Instructions for the task: Write out the data below in full. Keep it exact.
======== Data shown ========
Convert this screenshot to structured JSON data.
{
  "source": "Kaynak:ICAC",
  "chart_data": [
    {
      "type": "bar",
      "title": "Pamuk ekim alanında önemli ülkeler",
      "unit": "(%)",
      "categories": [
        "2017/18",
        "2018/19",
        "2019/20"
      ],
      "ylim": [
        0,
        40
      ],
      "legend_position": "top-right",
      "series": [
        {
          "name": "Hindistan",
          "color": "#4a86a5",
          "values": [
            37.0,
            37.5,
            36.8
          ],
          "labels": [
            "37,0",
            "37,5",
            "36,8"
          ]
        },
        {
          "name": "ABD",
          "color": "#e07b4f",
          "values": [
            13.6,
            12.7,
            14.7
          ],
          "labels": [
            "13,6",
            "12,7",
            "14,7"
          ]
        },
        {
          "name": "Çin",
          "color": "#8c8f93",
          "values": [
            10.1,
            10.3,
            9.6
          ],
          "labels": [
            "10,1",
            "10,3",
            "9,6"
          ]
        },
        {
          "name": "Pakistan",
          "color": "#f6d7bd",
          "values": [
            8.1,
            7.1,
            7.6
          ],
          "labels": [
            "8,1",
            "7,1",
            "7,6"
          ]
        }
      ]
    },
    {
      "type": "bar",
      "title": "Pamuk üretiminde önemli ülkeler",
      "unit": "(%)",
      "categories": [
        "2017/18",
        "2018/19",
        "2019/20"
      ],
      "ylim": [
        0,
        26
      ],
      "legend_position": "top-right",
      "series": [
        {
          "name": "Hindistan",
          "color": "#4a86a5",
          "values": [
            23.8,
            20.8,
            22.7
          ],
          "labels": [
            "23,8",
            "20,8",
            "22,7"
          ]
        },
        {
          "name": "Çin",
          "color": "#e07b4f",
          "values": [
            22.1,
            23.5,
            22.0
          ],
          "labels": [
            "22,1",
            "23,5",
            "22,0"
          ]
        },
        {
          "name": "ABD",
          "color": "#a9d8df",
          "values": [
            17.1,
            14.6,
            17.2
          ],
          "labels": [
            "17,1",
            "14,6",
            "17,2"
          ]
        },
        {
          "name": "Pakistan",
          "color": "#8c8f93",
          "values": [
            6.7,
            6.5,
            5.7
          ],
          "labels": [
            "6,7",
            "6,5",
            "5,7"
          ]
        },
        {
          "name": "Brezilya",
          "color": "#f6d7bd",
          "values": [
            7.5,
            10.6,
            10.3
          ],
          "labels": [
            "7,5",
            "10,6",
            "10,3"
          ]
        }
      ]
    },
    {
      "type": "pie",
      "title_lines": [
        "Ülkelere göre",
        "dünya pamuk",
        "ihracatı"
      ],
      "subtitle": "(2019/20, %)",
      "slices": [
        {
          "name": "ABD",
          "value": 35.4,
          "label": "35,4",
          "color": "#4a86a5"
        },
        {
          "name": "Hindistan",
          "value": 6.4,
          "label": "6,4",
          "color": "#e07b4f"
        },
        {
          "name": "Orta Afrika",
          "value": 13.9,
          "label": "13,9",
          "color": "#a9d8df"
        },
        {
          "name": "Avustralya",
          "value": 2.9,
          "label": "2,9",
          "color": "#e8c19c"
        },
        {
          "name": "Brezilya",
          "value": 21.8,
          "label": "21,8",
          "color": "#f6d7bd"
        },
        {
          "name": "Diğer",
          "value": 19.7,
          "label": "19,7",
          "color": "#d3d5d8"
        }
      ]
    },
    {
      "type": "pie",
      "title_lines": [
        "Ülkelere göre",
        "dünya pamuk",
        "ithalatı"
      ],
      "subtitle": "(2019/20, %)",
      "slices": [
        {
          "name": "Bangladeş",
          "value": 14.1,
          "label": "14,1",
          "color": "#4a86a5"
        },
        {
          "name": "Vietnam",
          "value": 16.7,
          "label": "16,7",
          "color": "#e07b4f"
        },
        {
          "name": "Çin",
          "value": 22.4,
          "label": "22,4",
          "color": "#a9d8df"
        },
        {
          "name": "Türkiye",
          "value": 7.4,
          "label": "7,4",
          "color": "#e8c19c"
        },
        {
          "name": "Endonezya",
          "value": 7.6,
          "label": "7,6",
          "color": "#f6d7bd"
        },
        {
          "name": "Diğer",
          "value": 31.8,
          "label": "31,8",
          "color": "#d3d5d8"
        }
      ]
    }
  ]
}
========
Solution below:
Convert this screenshot to structured JSON data.
{
  "source": "Kaynak:ICAC",
  "chart_data": [
    {
      "type": "bar",
      "title": "Pamuk ekim alanında önemli ülkeler",
      "unit": "(%)",
      "categories": [
        "2017/18",
        "2018/19",
        "2019/20"
      ],
      "ylim": [
        0,
        40
      ],
      "legend_position": "top-right",
      "series": [
        {
          "name": "Hindistan",
          "color": "#4a86a5",
          "values": [
            37.0,
            37.5,
            36.8
          ],
          "labels": [
            "37,0",
            "37,5",
            "36,8"
          ]
        },
        {
          "name": "ABD",
          "color": "#e07b4f",
          "values": [
            13.6,
            12.7,
            14.7
          ],
          "labels": [
            "13,6",
            "12,7",
            "14,7"
          ]
        },
        {
          "name": "Çin",
          "color": "#8c8f93",
          "values": [
            10.1,
            10.3,
            9.6
          ],
          "labels": [
            "10,1",
            "10,3",
            "9,6"
          ]
        },
        {
          "name": "Pakistan",
          "color": "#f6d7bd",
          "values": [
            8.1,
            7.1,
            7.6
          ],
          "labels": [
            "8,1",
            "7,1",
            "7,6"
          ]
        }
      ]
    },
    {
      "type": "bar",
      "title": "Pamuk üretiminde önemli ülkeler",
      "unit": "(%)",
      "categories": [
        "2017/18",
        "2018/19",
        "2019/20"
      ],
      "ylim": [
        0,
        26
      ],
      "legend_position": "top-right",
      "series": [
        {
          "name": "Hindistan",
          "color": "#4a86a5",
          "values": [
            23.8,
            20.8,
            22.7
          ],
          "labels": [
            "23,8",
            "20,8",
            "22,7"
          ]
        },
        {
          "name": "Çin",
          "color": "#e07b4f",
          "values": [
            22.1,
            23.5,
            22.0
          ],
          "labels": [
            "22,1",
            "23,5",
            "22,0"
          ]
        },
        {
          "name": "ABD",
          "color": "#a9d8df",
          "values": [
            17.1,
            14.6,
            17.2
          ],
          "labels": [
            "17,1",
            "14,6",
            "17,2"
          ]
        },
        {
          "name": "Pakistan",
          "color": "#8c8f93",
          "values": [
            6.7,
            6.5,
            5.7
          ],
          "labels": [
            "6,7",
            "6,5",
            "5,7"
          ]
        },
        {
          "name": "Brezilya",
          "color": "#f6d7bd",
          "values": [
            7.5,
            10.6,
            10.3
          ],
          "labels": [
            "7,5",
            "10,6",
            "10,3"
          ]
        }
      ]
    },
    {
      "type": "pie",
      "title_lines": [
        "Ülkelere göre",
        "dünya pamuk",
        "ihracatı"
      ],
      "subtitle": "(2019/20, %)",
      "slices": [
        {
          "name": "ABD",
          "value": 35.4,
          "label": "35,4",
          "color": "#4a86a5"
        },
        {
          "name": "Hindistan",
          "value": 6.4,
          "label": "6,4",
          "color": "#e07b4f"
        },
        {
          "name": "Orta Afrika",
          "value": 13.9,
          "label": "13,9",
          "color": "#a9d8df"
        },
        {
          "name": "Avustralya",
          "value": 2.9,
          "label": "2,9",
          "color": "#e8c19c"
        },
        {
          "name": "Brezilya",
          "value": 21.8,
          "label": "21,8",
          "color": "#f6d7bd"
        },
        {
          "name": "Diğer",
          "value": 19.7,
          "label": "19,7",
          "color": "#d3d5d8"
        }
      ]
    },
    {
      "type": "pie",
      "title_lines": [
        "Ülkelere göre",
        "dünya pamuk",
        "ithalatı"
      ],
      "subtitle": "(2019/20, %)",
      "slices": [
        {
          "name": "Bangladeş",
          "value": 14.1,
          "label": "14,1",
          "color": "#4a86a5"
        },
        {
          "name": "Vietnam",
          "value": 16.7,
          "label": "16,7",
          "color": "#e07b4f"
        },
        {
          "name": "Çin",
          "value": 22.4,
          "label": "22,4",
          "color": "#a9d8df"
        },
        {
          "name": "Türkiye",
          "value": 7.4,
          "label": "7,4",
          "color": "#e8c19c"
        },
        {
          "name": "Endonezya",
          "value": 7.6,
          "label": "7,6",
          "color": "#f6d7bd"
        },
        {
          "name": "Diğer",
          "value": 31.8,
          "label": "31,8",
          "color": "#d3d5d8"
        }
      ]
    }
  ]
}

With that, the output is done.